* [Task input]
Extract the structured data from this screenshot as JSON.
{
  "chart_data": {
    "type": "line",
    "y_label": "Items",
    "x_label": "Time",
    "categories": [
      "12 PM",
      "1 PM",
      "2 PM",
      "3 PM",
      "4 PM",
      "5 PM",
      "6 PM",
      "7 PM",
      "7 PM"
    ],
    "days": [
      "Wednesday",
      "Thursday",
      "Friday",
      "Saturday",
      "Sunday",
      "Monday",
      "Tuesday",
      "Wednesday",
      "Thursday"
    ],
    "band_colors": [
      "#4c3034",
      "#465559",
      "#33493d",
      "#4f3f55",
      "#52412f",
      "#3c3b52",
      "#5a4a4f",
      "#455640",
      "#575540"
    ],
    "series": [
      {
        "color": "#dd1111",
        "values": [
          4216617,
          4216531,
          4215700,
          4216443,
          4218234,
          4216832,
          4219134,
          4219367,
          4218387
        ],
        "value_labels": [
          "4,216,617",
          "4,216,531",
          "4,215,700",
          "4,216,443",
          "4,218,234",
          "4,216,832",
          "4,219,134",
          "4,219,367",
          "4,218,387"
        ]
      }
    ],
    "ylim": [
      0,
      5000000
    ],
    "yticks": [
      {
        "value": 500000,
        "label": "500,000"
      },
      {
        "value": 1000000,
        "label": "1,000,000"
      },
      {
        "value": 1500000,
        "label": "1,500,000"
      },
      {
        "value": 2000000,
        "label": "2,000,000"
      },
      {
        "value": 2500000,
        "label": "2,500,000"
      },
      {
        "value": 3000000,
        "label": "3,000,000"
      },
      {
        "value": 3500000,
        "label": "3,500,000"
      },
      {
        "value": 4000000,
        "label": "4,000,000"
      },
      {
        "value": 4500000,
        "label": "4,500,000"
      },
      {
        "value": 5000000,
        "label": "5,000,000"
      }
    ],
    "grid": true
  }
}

* [Job] Take the lines above and retype all of them exactly.

* [Response]
Extract the structured data from this screenshot as JSON.
{
  "chart_data": {
    "type": "line",
    "y_label": "Items",
    "x_label": "Time",
    "categories": [
      "12 PM",
      "1 PM",
      "2 PM",
      "3 PM",
      "4 PM",
      "5 PM",
      "6 PM",
      "7 PM",
      "7 PM"
    ],
    "days": [
      "Wednesday",
      "Thursday",
      "Friday",
      "Saturday",
      "Sunday",
      "Monday",
      "Tuesday",
      "Wednesday",
      "Thursday"
    ],
    "band_colors": [
      "#4c3034",
      "#465559",
      "#33493d",
      "#4f3f55",
      "#52412f",
      "#3c3b52",
      "#5a4a4f",
      "#455640",
      "#575540"
    ],
    "series": [
      {
        "color": "#dd1111",
        "values": [
          4216617,
          4216531,
          4215700,
          4216443,
          4218234,
          4216832,
          4219134,
          4219367,
          4218387
        ],
        "value_labels": [
          "4,216,617",
          "4,216,531",
          "4,215,700",
          "4,216,443",
          "4,218,234",
          "4,216,832",
          "4,219,134",
          "4,219,367",
          "4,218,387"
        ]
      }
    ],
    "ylim": [
      0,
      5000000
    ],
    "yticks": [
      {
        "value": 500000,
        "label": "500,000"
      },
      {
        "value": 1000000,
        "label": "1,000,000"
      },
      {
        "value": 1500000,
        "label": "1,500,000"
      },
      {
        "value": 2000000,
        "label": "2,000,000"
      },
      {
        "value": 2500000,
        "label": "2,500,000"
      },
      {
        "value": 3000000,
        "label": "3,000,000"
      },
      {
        "value": 3500000,
        "label": "3,500,000"
      },
      {
        "value": 4000000,
        "label": "4,000,000"
      },
      {
        "value": 4500000,
        "label": "4,500,000"
      },
      {
        "value": 5000000,
        "label": "5,000,000"
      }
    ],
    "grid": true
  }
}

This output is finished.